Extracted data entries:

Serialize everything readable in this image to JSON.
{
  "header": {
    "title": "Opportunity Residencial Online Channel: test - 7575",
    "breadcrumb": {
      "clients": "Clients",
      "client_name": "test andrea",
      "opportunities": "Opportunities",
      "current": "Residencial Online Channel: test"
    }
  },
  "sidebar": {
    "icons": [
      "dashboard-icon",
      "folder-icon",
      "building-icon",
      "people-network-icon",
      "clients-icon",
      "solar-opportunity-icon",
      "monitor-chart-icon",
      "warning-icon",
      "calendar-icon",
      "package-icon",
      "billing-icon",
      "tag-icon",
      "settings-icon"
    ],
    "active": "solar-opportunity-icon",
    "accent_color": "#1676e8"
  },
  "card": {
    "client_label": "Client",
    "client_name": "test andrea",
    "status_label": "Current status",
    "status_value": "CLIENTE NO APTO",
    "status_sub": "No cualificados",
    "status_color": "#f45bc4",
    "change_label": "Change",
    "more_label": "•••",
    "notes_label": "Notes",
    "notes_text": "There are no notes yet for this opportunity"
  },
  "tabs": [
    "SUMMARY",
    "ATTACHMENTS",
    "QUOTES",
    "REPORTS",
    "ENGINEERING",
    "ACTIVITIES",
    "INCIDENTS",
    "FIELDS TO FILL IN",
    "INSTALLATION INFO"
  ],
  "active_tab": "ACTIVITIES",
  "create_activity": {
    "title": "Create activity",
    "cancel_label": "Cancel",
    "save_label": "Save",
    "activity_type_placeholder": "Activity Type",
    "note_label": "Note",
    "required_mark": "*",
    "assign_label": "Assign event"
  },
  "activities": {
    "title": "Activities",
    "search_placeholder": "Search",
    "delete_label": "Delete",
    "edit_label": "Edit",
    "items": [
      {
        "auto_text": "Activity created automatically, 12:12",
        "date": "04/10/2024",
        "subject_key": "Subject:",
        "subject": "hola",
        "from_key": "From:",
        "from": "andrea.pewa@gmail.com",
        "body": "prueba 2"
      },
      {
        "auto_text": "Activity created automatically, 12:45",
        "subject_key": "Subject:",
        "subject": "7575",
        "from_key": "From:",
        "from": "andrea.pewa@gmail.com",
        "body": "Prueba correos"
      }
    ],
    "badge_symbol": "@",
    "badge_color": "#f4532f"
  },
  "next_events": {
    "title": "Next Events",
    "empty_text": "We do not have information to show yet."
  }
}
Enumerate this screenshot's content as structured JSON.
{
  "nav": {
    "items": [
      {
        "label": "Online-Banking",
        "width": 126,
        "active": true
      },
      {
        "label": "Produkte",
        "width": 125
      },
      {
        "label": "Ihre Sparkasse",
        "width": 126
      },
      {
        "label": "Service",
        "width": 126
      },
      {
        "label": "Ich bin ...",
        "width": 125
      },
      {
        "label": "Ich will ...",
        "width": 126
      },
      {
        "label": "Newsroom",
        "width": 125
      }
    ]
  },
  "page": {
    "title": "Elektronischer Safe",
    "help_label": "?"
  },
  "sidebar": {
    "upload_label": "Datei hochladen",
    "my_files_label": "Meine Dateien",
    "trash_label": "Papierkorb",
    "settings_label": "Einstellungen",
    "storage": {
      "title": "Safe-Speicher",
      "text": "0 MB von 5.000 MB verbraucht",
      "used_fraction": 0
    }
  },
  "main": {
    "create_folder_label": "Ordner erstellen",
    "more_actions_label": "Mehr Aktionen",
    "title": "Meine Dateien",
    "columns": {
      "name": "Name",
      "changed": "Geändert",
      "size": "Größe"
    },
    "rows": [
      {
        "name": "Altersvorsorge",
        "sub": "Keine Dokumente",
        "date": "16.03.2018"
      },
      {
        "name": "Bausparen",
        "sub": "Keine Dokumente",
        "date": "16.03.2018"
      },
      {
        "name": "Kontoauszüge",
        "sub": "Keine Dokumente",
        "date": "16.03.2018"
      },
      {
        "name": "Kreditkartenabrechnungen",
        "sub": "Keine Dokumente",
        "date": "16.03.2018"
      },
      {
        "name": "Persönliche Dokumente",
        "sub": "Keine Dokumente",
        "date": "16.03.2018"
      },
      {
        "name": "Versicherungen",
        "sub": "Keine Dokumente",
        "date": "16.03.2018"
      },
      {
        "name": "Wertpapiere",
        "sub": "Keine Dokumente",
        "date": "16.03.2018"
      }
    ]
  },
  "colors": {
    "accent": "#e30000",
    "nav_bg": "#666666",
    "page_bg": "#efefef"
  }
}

Task objective: From the first line to the last, please quote the material above exactly.

The completed task:
Serialize everything readable in this image to JSON.
{
  "header": {
    "title": "Opportunity Residencial Online Channel: test - 7575",
    "breadcrumb": {
      "clients": "Clients",
      "client_name": "test andrea",
      "opportunities": "Opportunities",
      "current": "Residencial Online Channel: test"
    }
  },
  "sidebar": {
    "icons": [
      "dashboard-icon",
      "folder-icon",
      "building-icon",
      "people-network-icon",
      "clients-icon",
      "solar-opportunity-icon",
      "monitor-chart-icon",
      "warning-icon",
      "calendar-icon",
      "package-icon",
      "billing-icon",
      "tag-icon",
      "settings-icon"
    ],
    "active": "solar-opportunity-icon",
    "accent_color": "#1676e8"
  },
  "card": {
    "client_label": "Client",
    "client_name": "test andrea",
    "status_label": "Current status",
    "status_value": "CLIENTE NO APTO",
    "status_sub": "No cualificados",
    "status_color": "#f45bc4",
    "change_label": "Change",
    "more_label": "•••",
    "notes_label": "Notes",
    "notes_text": "There are no notes yet for this opportunity"
  },
  "tabs": [
    "SUMMARY",
    "ATTACHMENTS",
    "QUOTES",
    "REPORTS",
    "ENGINEERING",
    "ACTIVITIES",
    "INCIDENTS",
    "FIELDS TO FILL IN",
    "INSTALLATION INFO"
  ],
  "active_tab": "ACTIVITIES",
  "create_activity": {
    "title": "Create activity",
    "cancel_label": "Cancel",
    "save_label": "Save",
    "activity_type_placeholder": "Activity Type",
    "note_label": "Note",
    "required_mark": "*",
    "assign_label": "Assign event"
  },
  "activities": {
    "title": "Activities",
    "search_placeholder": "Search",
    "delete_label": "Delete",
    "edit_label": "Edit",
    "items": [
      {
        "auto_text": "Activity created automatically, 12:12",
        "date": "04/10/2024",
        "subject_key": "Subject:",
        "subject": "hola",
        "from_key": "From:",
        "from": "andrea.pewa@gmail.com",
        "body": "prueba 2"
      },
      {
        "auto_text": "Activity created automatically, 12:45",
        "subject_key": "Subject:",
        "subject": "7575",
        "from_key": "From:",
        "from": "andrea.pewa@gmail.com",
        "body": "Prueba correos"
      }
    ],
    "badge_symbol": "@",
    "badge_color": "#f4532f"
  },
  "next_events": {
    "title": "Next Events",
    "empty_text": "We do not have information to show yet."
  }
}
Enumerate this screenshot's content as structured JSON.
{
  "nav": {
    "items": [
      {
        "label": "Online-Banking",
        "width": 126,
        "active": true
      },
      {
        "label": "Produkte",
        "width": 125
      },
      {
        "label": "Ihre Sparkasse",
        "width": 126
      },
      {
        "label": "Service",
        "width": 126
      },
      {
        "label": "Ich bin ...",
        "width": 125
      },
      {
        "label": "Ich will ...",
        "width": 126
      },
      {
        "label": "Newsroom",
        "width": 125
      }
    ]
  },
  "page": {
    "title": "Elektronischer Safe",
    "help_label": "?"
  },
  "sidebar": {
    "upload_label": "Datei hochladen",
    "my_files_label": "Meine Dateien",
    "trash_label": "Papierkorb",
    "settings_label": "Einstellungen",
    "storage": {
      "title": "Safe-Speicher",
      "text": "0 MB von 5.000 MB verbraucht",
      "used_fraction": 0
    }
  },
  "main": {
    "create_folder_label": "Ordner erstellen",
    "more_actions_label": "Mehr Aktionen",
    "title": "Meine Dateien",
    "columns": {
      "name": "Name",
      "changed": "Geändert",
      "size": "Größe"
    },
    "rows": [
      {
        "name": "Altersvorsorge",
        "sub": "Keine Dokumente",
        "date": "16.03.2018"
      },
      {
        "name": "Bausparen",
        "sub": "Keine Dokumente",
        "date": "16.03.2018"
      },
      {
        "name": "Kontoauszüge",
        "sub": "Keine Dokumente",
        "date": "16.03.2018"
      },
      {
        "name": "Kreditkartenabrechnungen",
        "sub": "Keine Dokumente",
        "date": "16.03.2018"
      },
      {
        "name": "Persönliche Dokumente",
        "sub": "Keine Dokumente",
        "date": "16.03.2018"
      },
      {
        "name": "Versicherungen",
        "sub": "Keine Dokumente",
        "date": "16.03.2018"
      },
      {
        "name": "Wertpapiere",
        "sub": "Keine Dokumente",
        "date": "16.03.2018"
      }
    ]
  },
  "colors": {
    "accent": "#e30000",
    "nav_bg": "#666666",
    "page_bg": "#efefef"
  }
}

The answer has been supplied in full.